▶ **The task**:
State how many lines in these records contain the word "image", and nothing else.

▶ **Data provided**:
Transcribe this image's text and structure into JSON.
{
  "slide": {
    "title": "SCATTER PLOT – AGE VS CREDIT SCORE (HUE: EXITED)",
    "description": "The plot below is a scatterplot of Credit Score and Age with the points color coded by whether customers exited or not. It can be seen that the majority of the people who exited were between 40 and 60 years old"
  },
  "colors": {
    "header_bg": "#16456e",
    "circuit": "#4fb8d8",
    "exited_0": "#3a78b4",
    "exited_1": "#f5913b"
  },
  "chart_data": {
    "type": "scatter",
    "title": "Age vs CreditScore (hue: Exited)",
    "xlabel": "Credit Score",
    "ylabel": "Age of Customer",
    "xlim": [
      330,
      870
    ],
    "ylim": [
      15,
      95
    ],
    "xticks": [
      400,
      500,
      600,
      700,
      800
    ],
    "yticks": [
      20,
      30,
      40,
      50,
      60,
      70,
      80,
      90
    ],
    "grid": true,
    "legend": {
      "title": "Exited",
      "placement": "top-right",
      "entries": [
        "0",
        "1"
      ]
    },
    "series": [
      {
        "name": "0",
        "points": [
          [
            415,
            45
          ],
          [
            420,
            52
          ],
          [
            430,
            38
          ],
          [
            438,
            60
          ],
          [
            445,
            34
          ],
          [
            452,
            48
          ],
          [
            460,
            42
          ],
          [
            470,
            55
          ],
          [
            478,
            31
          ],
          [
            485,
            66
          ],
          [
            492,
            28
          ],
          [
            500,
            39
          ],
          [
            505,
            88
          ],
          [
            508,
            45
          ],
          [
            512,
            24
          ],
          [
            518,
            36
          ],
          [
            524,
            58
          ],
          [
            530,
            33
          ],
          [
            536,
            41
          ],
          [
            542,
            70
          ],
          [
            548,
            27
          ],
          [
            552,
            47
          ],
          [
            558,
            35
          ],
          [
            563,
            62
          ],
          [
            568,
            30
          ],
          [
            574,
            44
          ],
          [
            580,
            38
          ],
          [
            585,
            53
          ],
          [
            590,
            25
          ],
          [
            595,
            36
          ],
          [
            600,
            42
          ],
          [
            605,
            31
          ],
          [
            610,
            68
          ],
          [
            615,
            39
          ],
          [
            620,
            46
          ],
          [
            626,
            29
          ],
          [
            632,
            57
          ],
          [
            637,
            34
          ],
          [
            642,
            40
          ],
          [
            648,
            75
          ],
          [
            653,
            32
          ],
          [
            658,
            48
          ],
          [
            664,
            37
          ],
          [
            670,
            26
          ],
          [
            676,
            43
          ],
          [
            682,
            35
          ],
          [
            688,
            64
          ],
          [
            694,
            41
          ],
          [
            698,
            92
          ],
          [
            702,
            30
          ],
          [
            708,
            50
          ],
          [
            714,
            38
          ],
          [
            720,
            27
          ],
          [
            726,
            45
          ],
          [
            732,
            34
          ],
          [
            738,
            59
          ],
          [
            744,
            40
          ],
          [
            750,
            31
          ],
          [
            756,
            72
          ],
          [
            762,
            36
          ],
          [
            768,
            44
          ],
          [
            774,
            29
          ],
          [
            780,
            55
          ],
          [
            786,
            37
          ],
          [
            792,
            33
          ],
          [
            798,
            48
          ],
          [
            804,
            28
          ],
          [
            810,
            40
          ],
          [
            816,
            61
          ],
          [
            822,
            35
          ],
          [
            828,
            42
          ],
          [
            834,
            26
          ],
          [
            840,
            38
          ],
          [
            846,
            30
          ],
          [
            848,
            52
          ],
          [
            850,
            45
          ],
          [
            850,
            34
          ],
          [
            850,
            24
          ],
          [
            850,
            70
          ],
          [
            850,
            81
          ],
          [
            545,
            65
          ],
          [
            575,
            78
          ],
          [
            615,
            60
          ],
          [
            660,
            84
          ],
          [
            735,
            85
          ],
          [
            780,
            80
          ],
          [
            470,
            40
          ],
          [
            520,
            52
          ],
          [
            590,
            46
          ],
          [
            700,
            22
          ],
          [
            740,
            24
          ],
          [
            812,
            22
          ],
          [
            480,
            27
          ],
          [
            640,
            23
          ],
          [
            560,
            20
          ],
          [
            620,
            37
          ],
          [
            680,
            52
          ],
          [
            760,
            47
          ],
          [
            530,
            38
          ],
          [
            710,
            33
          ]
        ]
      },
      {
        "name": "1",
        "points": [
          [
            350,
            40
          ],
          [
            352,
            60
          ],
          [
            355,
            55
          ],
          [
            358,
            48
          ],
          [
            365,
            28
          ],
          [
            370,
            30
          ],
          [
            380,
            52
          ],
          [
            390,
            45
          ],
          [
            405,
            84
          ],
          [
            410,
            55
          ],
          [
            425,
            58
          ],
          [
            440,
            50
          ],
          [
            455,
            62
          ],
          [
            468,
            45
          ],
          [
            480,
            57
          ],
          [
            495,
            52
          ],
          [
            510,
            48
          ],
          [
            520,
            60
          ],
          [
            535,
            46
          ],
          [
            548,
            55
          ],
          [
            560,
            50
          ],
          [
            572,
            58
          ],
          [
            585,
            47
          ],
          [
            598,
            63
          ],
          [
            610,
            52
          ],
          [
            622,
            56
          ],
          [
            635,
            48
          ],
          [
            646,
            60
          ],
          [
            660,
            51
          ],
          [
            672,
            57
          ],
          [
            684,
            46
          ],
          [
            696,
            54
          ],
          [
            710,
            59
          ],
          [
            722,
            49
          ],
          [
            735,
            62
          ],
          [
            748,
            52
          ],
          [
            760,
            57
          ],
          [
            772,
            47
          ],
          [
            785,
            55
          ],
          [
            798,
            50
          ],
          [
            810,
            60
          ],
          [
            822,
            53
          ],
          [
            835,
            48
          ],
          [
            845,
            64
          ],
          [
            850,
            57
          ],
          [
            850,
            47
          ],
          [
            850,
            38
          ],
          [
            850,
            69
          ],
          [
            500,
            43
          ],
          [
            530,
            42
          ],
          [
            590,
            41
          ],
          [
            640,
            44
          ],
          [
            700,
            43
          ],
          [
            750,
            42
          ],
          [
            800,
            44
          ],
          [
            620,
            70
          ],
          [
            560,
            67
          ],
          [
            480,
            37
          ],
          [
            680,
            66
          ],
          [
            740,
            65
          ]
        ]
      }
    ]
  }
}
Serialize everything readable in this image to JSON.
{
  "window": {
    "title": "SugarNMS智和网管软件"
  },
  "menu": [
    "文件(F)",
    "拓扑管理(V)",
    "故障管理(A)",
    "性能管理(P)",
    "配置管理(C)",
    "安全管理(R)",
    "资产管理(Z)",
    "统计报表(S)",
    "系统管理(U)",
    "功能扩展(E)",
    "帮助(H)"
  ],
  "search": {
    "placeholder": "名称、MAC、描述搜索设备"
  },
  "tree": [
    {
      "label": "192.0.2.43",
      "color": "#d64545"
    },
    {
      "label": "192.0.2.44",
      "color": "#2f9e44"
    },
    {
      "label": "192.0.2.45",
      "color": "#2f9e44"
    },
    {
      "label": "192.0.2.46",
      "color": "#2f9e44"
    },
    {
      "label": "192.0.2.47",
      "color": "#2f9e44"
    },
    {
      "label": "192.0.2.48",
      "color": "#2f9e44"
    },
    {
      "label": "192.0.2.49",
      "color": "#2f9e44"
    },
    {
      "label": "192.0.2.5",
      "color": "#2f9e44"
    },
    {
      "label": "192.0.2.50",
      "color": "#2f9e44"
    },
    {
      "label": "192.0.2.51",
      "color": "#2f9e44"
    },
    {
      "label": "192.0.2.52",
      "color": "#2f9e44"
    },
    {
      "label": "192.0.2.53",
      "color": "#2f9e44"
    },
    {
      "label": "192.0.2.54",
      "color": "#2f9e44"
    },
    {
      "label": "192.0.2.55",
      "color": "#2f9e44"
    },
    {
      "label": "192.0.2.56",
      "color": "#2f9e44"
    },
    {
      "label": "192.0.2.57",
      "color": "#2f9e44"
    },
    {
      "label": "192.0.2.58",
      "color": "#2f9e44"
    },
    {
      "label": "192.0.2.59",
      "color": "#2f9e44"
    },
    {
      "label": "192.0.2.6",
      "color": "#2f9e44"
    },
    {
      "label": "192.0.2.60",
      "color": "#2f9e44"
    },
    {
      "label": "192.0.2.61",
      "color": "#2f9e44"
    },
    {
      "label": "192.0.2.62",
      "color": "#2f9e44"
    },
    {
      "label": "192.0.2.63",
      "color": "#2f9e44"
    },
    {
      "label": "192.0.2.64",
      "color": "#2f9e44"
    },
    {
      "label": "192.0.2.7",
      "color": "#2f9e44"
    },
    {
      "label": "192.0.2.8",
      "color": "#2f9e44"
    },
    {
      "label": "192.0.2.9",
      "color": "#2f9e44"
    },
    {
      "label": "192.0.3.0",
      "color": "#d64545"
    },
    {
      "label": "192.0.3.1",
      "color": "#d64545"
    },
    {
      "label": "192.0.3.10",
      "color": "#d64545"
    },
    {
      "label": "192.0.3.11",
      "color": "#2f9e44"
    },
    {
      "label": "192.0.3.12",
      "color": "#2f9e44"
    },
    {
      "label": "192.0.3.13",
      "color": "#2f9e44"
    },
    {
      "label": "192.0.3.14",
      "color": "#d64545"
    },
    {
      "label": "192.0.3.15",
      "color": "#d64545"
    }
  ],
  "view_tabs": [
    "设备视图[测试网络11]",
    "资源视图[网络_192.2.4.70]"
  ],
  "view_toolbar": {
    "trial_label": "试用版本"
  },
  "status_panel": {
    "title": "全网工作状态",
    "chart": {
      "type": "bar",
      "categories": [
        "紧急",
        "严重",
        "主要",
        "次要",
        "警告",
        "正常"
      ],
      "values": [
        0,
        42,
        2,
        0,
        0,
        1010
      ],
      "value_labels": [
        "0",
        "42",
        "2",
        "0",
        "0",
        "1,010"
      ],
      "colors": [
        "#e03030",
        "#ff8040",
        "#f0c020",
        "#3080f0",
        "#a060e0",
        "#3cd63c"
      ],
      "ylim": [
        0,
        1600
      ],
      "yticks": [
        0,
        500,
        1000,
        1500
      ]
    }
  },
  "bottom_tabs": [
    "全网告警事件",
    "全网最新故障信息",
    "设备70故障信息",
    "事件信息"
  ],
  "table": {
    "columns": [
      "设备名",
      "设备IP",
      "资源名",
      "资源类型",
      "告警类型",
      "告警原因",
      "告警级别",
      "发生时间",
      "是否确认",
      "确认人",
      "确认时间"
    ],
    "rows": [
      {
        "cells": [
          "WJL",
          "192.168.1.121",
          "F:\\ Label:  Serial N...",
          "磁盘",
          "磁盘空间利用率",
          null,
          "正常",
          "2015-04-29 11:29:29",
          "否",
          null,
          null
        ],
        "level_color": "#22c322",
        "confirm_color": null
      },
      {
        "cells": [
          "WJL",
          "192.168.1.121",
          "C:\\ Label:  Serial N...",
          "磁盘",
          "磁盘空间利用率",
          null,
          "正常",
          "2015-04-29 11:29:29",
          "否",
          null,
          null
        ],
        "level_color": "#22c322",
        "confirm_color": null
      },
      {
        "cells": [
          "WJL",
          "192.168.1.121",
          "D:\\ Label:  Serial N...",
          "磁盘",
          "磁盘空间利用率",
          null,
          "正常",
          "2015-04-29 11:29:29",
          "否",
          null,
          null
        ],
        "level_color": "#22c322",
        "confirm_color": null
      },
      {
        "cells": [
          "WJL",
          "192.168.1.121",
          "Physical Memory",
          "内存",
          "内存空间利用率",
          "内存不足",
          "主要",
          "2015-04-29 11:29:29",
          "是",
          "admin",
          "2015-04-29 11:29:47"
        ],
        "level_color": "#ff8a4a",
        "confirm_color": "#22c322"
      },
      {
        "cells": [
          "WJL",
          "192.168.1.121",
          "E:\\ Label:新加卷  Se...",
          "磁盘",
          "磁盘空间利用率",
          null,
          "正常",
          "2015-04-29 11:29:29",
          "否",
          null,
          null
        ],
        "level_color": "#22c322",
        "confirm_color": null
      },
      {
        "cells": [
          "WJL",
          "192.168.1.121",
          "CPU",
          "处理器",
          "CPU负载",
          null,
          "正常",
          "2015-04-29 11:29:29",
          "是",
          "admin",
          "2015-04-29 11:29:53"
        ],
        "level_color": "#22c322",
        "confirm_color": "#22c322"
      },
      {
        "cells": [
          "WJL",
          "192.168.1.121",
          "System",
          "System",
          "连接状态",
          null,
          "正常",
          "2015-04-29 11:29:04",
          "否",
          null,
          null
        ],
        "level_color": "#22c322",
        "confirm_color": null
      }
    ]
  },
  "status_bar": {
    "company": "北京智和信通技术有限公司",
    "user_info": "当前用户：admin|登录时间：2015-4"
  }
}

▶ **Response to the exercise**:
2